Task objective: Your task is to output the data exactly as it stands.

[Dataset items]
[Begin]

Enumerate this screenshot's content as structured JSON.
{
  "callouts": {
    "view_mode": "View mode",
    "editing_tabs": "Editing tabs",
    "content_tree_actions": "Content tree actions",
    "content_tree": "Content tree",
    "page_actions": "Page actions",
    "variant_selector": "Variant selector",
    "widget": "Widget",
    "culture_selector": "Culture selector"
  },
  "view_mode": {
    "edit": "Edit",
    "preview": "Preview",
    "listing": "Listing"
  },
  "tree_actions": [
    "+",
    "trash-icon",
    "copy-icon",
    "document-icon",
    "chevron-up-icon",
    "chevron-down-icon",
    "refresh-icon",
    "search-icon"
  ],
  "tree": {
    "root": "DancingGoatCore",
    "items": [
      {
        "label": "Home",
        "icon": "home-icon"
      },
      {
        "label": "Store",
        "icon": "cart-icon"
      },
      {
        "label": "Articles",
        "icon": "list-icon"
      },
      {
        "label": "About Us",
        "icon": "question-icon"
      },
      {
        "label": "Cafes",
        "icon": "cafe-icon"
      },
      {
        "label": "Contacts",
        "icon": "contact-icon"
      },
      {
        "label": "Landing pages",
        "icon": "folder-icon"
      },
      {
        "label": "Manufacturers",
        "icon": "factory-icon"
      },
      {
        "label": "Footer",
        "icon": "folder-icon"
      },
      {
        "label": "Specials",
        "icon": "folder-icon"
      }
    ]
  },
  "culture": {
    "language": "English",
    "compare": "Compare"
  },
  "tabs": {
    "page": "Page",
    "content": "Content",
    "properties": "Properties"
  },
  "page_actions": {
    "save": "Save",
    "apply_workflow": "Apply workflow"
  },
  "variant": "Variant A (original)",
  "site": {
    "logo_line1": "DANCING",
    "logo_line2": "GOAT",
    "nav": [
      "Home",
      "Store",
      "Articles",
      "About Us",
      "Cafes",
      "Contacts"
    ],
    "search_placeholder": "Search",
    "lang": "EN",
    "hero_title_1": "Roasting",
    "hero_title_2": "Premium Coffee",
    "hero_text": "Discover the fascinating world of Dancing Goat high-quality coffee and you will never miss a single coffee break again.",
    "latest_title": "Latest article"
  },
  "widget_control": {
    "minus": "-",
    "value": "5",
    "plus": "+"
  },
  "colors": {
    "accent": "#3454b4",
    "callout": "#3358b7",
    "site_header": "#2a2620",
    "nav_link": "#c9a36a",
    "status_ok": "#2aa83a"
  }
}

[End]

The result:
Enumerate this screenshot's content as structured JSON.
{
  "callouts": {
    "view_mode": "View mode",
    "editing_tabs": "Editing tabs",
    "content_tree_actions": "Content tree actions",
    "content_tree": "Content tree",
    "page_actions": "Page actions",
    "variant_selector": "Variant selector",
    "widget": "Widget",
    "culture_selector": "Culture selector"
  },
  "view_mode": {
    "edit": "Edit",
    "preview": "Preview",
    "listing": "Listing"
  },
  "tree_actions": [
    "+",
    "trash-icon",
    "copy-icon",
    "document-icon",
    "chevron-up-icon",
    "chevron-down-icon",
    "refresh-icon",
    "search-icon"
  ],
  "tree": {
    "root": "DancingGoatCore",
    "items": [
      {
        "label": "Home",
        "icon": "home-icon"
      },
      {
        "label": "Store",
        "icon": "cart-icon"
      },
      {
        "label": "Articles",
        "icon": "list-icon"
      },
      {
        "label": "About Us",
        "icon": "question-icon"
      },
      {
        "label": "Cafes",
        "icon": "cafe-icon"
      },
      {
        "label": "Contacts",
        "icon": "contact-icon"
      },
      {
        "label": "Landing pages",
        "icon": "folder-icon"
      },
      {
        "label": "Manufacturers",
        "icon": "factory-icon"
      },
      {
        "label": "Footer",
        "icon": "folder-icon"
      },
      {
        "label": "Specials",
        "icon": "folder-icon"
      }
    ]
  },
  "culture": {
    "language": "English",
    "compare": "Compare"
  },
  "tabs": {
    "page": "Page",
    "content": "Content",
    "properties": "Properties"
  },
  "page_actions": {
    "save": "Save",
    "apply_workflow": "Apply workflow"
  },
  "variant": "Variant A (original)",
  "site": {
    "logo_line1": "DANCING",
    "logo_line2": "GOAT",
    "nav": [
      "Home",
      "Store",
      "Articles",
      "About Us",
      "Cafes",
      "Contacts"
    ],
    "search_placeholder": "Search",
    "lang": "EN",
    "hero_title_1": "Roasting",
    "hero_title_2": "Premium Coffee",
    "hero_text": "Discover the fascinating world of Dancing Goat high-quality coffee and you will never miss a single coffee break again.",
    "latest_title": "Latest article"
  },
  "widget_control": {
    "minus": "-",
    "value": "5",
    "plus": "+"
  },
  "colors": {
    "accent": "#3454b4",
    "callout": "#3358b7",
    "site_header": "#2a2620",
    "nav_link": "#c9a36a",
    "status_ok": "#2aa83a"
  }
}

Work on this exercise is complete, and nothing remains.